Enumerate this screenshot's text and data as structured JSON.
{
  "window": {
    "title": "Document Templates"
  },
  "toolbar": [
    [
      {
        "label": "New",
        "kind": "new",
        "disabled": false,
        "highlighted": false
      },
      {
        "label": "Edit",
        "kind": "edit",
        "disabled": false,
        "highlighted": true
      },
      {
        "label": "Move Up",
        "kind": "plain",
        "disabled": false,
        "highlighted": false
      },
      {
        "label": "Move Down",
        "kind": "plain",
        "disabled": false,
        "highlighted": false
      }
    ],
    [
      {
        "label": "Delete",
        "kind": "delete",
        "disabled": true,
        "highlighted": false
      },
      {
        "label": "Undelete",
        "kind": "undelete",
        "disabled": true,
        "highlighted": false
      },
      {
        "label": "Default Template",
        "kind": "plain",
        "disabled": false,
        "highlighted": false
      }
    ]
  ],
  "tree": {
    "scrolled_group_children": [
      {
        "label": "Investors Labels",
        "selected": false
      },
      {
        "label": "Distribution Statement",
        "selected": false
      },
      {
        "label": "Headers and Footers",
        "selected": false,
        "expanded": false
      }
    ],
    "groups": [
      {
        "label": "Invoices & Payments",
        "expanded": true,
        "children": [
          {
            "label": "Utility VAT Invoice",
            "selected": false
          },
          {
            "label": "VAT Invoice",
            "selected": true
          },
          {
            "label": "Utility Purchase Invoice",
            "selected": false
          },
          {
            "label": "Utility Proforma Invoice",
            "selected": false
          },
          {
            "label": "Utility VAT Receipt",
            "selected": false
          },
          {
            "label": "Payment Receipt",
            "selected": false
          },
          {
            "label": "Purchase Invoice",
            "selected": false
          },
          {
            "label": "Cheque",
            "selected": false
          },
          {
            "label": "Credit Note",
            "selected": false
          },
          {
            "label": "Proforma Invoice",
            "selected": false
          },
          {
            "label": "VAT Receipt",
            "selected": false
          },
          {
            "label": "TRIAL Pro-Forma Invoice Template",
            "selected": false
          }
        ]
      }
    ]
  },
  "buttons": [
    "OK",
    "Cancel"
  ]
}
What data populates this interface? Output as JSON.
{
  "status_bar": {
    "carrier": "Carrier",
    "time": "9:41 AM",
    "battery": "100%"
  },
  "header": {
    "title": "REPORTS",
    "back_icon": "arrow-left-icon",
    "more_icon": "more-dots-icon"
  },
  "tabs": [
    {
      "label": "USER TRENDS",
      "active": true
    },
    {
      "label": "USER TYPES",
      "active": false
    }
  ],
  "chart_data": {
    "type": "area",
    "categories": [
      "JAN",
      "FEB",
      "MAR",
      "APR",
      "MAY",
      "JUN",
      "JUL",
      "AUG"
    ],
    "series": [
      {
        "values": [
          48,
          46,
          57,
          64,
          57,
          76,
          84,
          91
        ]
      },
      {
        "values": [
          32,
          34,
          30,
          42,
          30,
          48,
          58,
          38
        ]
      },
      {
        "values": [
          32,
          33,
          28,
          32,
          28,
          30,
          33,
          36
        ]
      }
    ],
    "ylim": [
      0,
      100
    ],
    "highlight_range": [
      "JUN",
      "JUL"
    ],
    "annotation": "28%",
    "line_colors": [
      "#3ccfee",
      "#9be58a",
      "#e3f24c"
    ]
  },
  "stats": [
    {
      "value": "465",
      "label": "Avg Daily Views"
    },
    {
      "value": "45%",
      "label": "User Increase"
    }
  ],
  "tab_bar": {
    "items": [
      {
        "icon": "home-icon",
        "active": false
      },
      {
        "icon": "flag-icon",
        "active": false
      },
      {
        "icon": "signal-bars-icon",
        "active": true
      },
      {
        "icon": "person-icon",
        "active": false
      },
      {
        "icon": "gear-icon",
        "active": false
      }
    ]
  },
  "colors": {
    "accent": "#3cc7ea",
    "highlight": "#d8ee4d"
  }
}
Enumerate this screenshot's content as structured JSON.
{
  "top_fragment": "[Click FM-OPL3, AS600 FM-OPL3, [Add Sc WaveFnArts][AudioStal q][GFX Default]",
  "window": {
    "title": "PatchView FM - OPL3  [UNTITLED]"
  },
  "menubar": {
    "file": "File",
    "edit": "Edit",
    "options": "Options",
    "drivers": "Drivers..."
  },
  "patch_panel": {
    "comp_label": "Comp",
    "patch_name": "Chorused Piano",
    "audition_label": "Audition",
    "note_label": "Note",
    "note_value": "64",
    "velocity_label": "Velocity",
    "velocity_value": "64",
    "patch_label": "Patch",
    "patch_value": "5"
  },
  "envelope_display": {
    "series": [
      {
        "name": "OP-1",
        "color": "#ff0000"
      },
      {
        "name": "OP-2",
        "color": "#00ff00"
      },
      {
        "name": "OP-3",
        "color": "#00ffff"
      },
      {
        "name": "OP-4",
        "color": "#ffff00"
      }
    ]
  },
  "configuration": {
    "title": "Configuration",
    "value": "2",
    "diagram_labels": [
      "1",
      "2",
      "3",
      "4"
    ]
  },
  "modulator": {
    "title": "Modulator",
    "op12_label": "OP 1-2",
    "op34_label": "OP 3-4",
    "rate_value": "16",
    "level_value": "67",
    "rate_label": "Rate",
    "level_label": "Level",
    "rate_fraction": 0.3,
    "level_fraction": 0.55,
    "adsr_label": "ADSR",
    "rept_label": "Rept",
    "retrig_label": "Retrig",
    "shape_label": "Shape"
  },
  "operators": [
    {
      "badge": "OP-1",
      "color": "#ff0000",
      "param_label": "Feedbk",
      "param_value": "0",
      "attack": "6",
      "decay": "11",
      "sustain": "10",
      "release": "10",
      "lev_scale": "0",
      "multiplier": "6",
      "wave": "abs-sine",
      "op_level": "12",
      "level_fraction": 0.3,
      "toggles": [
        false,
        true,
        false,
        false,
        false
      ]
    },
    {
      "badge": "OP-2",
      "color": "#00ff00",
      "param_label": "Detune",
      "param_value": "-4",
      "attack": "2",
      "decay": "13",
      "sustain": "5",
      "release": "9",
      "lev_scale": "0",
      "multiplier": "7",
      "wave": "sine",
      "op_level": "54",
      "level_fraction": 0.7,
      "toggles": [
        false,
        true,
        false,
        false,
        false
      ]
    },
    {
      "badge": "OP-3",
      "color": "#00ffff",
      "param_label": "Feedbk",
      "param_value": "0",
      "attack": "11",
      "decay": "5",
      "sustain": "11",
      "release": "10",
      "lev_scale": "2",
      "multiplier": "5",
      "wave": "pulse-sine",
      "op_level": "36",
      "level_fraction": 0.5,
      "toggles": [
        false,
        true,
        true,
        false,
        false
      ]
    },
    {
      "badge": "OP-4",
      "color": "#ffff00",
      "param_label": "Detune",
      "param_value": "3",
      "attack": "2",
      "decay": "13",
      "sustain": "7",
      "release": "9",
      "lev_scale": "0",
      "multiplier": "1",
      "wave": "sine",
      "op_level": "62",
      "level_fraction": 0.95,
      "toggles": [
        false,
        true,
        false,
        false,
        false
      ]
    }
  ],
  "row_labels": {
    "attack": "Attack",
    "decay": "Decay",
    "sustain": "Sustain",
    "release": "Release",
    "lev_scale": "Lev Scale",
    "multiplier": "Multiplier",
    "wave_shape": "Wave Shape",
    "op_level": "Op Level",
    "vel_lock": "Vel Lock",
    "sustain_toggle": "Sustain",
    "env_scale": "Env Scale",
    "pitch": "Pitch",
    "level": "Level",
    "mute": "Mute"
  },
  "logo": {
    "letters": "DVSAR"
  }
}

=== EXERCISE REQUIREMENTS ===
Extract each line holding the string "multiplier".

=== RESULT FOR THIS TASK ===
      "multiplier": "6",
      "multiplier": "7",
      "multiplier": "5",
      "multiplier": "1",
    "multiplier": "Multiplier",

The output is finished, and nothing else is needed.